Figure record extracts
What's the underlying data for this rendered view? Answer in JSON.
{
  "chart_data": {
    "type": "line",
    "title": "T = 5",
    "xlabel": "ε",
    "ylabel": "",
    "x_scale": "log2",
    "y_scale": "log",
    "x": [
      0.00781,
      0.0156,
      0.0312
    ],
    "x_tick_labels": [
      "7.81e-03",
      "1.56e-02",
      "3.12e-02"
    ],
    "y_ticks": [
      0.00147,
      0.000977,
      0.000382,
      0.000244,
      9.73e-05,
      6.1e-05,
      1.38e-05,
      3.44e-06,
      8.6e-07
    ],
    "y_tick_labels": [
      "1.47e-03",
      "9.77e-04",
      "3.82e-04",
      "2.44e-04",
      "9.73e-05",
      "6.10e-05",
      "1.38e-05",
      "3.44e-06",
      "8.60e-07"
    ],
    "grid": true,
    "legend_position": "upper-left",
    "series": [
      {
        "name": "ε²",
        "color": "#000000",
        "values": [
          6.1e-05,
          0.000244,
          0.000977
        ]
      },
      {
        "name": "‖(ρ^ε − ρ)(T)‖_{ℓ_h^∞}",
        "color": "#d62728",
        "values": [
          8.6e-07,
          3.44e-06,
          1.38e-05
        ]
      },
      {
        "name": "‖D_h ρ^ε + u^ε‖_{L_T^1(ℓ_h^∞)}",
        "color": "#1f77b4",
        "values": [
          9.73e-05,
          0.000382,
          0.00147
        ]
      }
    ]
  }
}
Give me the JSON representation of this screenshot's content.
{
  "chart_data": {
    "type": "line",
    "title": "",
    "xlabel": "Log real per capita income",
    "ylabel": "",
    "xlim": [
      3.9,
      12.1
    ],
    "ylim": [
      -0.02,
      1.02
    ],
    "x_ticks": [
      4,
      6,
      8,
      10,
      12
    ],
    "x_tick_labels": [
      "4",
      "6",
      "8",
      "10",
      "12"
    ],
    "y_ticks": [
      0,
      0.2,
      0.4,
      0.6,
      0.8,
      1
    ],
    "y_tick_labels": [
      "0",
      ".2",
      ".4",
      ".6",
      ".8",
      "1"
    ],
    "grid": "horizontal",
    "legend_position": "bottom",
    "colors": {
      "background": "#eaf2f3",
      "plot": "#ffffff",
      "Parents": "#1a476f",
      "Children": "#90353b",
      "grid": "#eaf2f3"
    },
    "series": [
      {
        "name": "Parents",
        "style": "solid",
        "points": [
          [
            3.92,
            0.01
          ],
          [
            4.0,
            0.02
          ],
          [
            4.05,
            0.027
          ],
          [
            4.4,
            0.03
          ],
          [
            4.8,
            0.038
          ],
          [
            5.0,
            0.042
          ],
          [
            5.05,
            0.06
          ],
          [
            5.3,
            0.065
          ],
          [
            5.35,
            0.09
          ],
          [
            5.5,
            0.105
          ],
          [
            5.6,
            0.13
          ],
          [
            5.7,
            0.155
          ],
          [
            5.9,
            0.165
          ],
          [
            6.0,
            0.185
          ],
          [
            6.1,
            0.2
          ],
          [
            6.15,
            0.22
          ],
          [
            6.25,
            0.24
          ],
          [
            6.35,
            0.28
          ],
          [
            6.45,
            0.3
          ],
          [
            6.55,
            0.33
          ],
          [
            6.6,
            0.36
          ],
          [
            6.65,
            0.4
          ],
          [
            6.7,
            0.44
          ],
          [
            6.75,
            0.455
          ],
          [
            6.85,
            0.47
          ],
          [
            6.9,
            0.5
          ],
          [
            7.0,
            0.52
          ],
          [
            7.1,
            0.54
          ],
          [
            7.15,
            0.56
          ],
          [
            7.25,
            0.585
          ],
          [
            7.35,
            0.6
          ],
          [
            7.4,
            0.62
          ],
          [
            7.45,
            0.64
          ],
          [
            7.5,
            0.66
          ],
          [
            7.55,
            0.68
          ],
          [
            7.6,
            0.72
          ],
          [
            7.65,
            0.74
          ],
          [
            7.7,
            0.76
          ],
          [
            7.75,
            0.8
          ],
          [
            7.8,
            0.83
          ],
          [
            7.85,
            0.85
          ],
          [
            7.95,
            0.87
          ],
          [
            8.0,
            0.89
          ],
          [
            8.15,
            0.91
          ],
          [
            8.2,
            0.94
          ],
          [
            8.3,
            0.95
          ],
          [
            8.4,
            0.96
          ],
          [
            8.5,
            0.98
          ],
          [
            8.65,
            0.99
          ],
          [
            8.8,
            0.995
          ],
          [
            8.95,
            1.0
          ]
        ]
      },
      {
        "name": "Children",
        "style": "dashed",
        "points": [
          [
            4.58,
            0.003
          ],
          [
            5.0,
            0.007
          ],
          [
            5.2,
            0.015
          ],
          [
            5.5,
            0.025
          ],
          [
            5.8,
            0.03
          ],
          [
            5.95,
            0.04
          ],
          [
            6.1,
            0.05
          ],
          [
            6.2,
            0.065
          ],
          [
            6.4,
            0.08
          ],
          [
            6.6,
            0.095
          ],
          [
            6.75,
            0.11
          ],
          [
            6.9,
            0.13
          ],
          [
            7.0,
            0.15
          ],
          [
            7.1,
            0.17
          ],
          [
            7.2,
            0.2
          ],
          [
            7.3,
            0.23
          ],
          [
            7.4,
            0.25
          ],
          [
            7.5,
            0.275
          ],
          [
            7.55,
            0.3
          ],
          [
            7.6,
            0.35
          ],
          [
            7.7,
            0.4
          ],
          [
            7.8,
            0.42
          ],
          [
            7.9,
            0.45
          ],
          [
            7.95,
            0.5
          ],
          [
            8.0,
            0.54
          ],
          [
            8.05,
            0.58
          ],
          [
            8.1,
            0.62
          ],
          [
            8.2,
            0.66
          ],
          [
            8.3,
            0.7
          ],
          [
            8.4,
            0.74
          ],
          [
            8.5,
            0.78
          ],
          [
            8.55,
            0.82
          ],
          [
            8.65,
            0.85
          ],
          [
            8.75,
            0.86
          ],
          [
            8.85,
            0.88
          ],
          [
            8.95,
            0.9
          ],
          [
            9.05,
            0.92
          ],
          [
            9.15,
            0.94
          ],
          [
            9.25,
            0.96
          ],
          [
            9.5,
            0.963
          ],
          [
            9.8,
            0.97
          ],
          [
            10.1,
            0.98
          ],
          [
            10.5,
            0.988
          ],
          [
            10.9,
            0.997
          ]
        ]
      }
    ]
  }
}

__SHORT PROBLEM__. From the preceding material, extract every line exactly.

__EXERCISE RESPONSE__.
What's the underlying data for this rendered view? Answer in JSON.
{
  "chart_data": {
    "type": "line",
    "title": "T = 5",
    "xlabel": "ε",
    "ylabel": "",
    "x_scale": "log2",
    "y_scale": "log",
    "x": [
      0.00781,
      0.0156,
      0.0312
    ],
    "x_tick_labels": [
      "7.81e-03",
      "1.56e-02",
      "3.12e-02"
    ],
    "y_ticks": [
      0.00147,
      0.000977,
      0.000382,
      0.000244,
      9.73e-05,
      6.1e-05,
      1.38e-05,
      3.44e-06,
      8.6e-07
    ],
    "y_tick_labels": [
      "1.47e-03",
      "9.77e-04",
      "3.82e-04",
      "2.44e-04",
      "9.73e-05",
      "6.10e-05",
      "1.38e-05",
      "3.44e-06",
      "8.60e-07"
    ],
    "grid": true,
    "legend_position": "upper-left",
    "series": [
      {
        "name": "ε²",
        "color": "#000000",
        "values": [
          6.1e-05,
          0.000244,
          0.000977
        ]
      },
      {
        "name": "‖(ρ^ε − ρ)(T)‖_{ℓ_h^∞}",
        "color": "#d62728",
        "values": [
          8.6e-07,
          3.44e-06,
          1.38e-05
        ]
      },
      {
        "name": "‖D_h ρ^ε + u^ε‖_{L_T^1(ℓ_h^∞)}",
        "color": "#1f77b4",
        "values": [
          9.73e-05,
          0.000382,
          0.00147
        ]
      }
    ]
  }
}
Give me the JSON representation of this screenshot's content.
{
  "chart_data": {
    "type": "line",
    "title": "",
    "xlabel": "Log real per capita income",
    "ylabel": "",
    "xlim": [
      3.9,
      12.1
    ],
    "ylim": [
      -0.02,
      1.02
    ],
    "x_ticks": [
      4,
      6,
      8,
      10,
      12
    ],
    "x_tick_labels": [
      "4",
      "6",
      "8",
      "10",
      "12"
    ],
    "y_ticks": [
      0,
      0.2,
      0.4,
      0.6,
      0.8,
      1
    ],
    "y_tick_labels": [
      "0",
      ".2",
      ".4",
      ".6",
      ".8",
      "1"
    ],
    "grid": "horizontal",
    "legend_position": "bottom",
    "colors": {
      "background": "#eaf2f3",
      "plot": "#ffffff",
      "Parents": "#1a476f",
      "Children": "#90353b",
      "grid": "#eaf2f3"
    },
    "series": [
      {
        "name": "Parents",
        "style": "solid",
        "points": [
          [
            3.92,
            0.01
          ],
          [
            4.0,
            0.02
          ],
          [
            4.05,
            0.027
          ],
          [
            4.4,
            0.03
          ],
          [
            4.8,
            0.038
          ],
          [
            5.0,
            0.042
          ],
          [
            5.05,
            0.06
          ],
          [
            5.3,
            0.065
          ],
          [
            5.35,
            0.09
          ],
          [
            5.5,
            0.105
          ],
          [
            5.6,
            0.13
          ],
          [
            5.7,
            0.155
          ],
          [
            5.9,
            0.165
          ],
          [
            6.0,
            0.185
          ],
          [
            6.1,
            0.2
          ],
          [
            6.15,
            0.22
          ],
          [
            6.25,
            0.24
          ],
          [
            6.35,
            0.28
          ],
          [
            6.45,
            0.3
          ],
          [
            6.55,
            0.33
          ],
          [
            6.6,
            0.36
          ],
          [
            6.65,
            0.4
          ],
          [
            6.7,
            0.44
          ],
          [
            6.75,
            0.455
          ],
          [
            6.85,
            0.47
          ],
          [
            6.9,
            0.5
          ],
          [
            7.0,
            0.52
          ],
          [
            7.1,
            0.54
          ],
          [
            7.15,
            0.56
          ],
          [
            7.25,
            0.585
          ],
          [
            7.35,
            0.6
          ],
          [
            7.4,
            0.62
          ],
          [
            7.45,
            0.64
          ],
          [
            7.5,
            0.66
          ],
          [
            7.55,
            0.68
          ],
          [
            7.6,
            0.72
          ],
          [
            7.65,
            0.74
          ],
          [
            7.7,
            0.76
          ],
          [
            7.75,
            0.8
          ],
          [
            7.8,
            0.83
          ],
          [
            7.85,
            0.85
          ],
          [
            7.95,
            0.87
          ],
          [
            8.0,
            0.89
          ],
          [
            8.15,
            0.91
          ],
          [
            8.2,
            0.94
          ],
          [
            8.3,
            0.95
          ],
          [
            8.4,
            0.96
          ],
          [
            8.5,
            0.98
          ],
          [
            8.65,
            0.99
          ],
          [
            8.8,
            0.995
          ],
          [
            8.95,
            1.0
          ]
        ]
      },
      {
        "name": "Children",
        "style": "dashed",
        "points": [
          [
            4.58,
            0.003
          ],
          [
            5.0,
            0.007
          ],
          [
            5.2,
            0.015
          ],
          [
            5.5,
            0.025
          ],
          [
            5.8,
            0.03
          ],
          [
            5.95,
            0.04
          ],
          [
            6.1,
            0.05
          ],
          [
            6.2,
            0.065
          ],
          [
            6.4,
            0.08
          ],
          [
            6.6,
            0.095
          ],
          [
            6.75,
            0.11
          ],
          [
            6.9,
            0.13
          ],
          [
            7.0,
            0.15
          ],
          [
            7.1,
            0.17
          ],
          [
            7.2,
            0.2
          ],
          [
            7.3,
            0.23
          ],
          [
            7.4,
            0.25
          ],
          [
            7.5,
            0.275
          ],
          [
            7.55,
            0.3
          ],
          [
            7.6,
            0.35
          ],
          [
            7.7,
            0.4
          ],
          [
            7.8,
            0.42
          ],
          [
            7.9,
            0.45
          ],
          [
            7.95,
            0.5
          ],
          [
            8.0,
            0.54
          ],
          [
            8.05,
            0.58
          ],
          [
            8.1,
            0.62
          ],
          [
            8.2,
            0.66
          ],
          [
            8.3,
            0.7
          ],
          [
            8.4,
            0.74
          ],
          [
            8.5,
            0.78
          ],
          [
            8.55,
            0.82
          ],
          [
            8.65,
            0.85
          ],
          [
            8.75,
            0.86
          ],
          [
            8.85,
            0.88
          ],
          [
            8.95,
            0.9
          ],
          [
            9.05,
            0.92
          ],
          [
            9.15,
            0.94
          ],
          [
            9.25,
            0.96
          ],
          [
            9.5,
            0.963
          ],
          [
            9.8,
            0.97
          ],
          [
            10.1,
            0.98
          ],
          [
            10.5,
            0.988
          ],
          [
            10.9,
            0.997
          ]
        ]
      }
    ]
  }
}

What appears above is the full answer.